The exercise:
Below is a listing; write it out exactly and drop any images from it.
▬▬▬▬▬▬▬▬▬▬
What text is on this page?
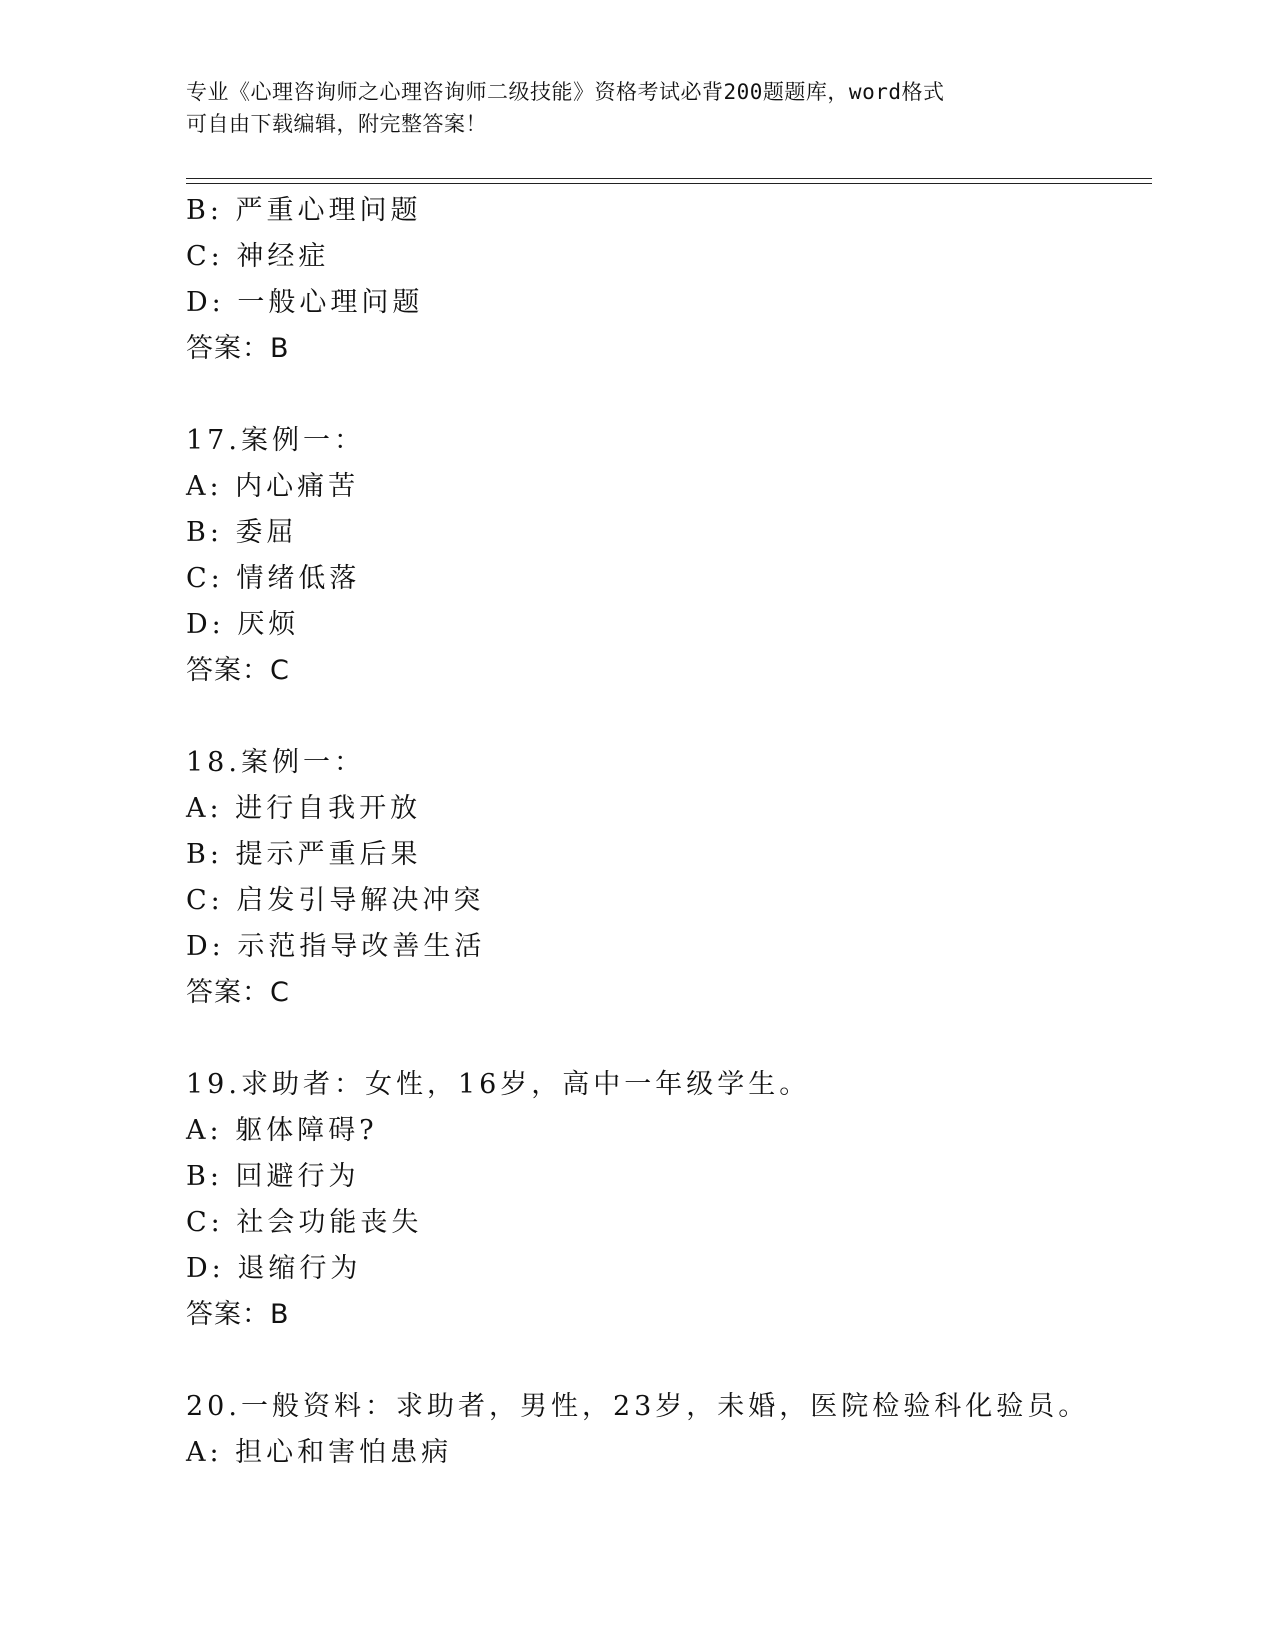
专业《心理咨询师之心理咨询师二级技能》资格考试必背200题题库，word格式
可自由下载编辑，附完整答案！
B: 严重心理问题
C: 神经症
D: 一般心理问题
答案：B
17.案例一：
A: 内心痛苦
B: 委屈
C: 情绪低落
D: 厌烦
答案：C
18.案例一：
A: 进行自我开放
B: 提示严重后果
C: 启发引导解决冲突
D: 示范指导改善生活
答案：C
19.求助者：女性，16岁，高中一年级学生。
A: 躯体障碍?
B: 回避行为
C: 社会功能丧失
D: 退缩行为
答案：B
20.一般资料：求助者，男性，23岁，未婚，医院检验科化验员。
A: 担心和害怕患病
▬▬▬▬▬▬▬▬▬▬
Solved problem:
What text is on this page?
专业《心理咨询师之心理咨询师二级技能》资格考试必背200题题库，word格式
可自由下载编辑，附完整答案！
B: 严重心理问题
C: 神经症
D: 一般心理问题
答案：B
17.案例一：
A: 内心痛苦
B: 委屈
C: 情绪低落
D: 厌烦
答案：C
18.案例一：
A: 进行自我开放
B: 提示严重后果
C: 启发引导解决冲突
D: 示范指导改善生活
答案：C
19.求助者：女性，16岁，高中一年级学生。
A: 躯体障碍?
B: 回避行为
C: 社会功能丧失
D: 退缩行为
答案：B
20.一般资料：求助者，男性，23岁，未婚，医院检验科化验员。
A: 担心和害怕患病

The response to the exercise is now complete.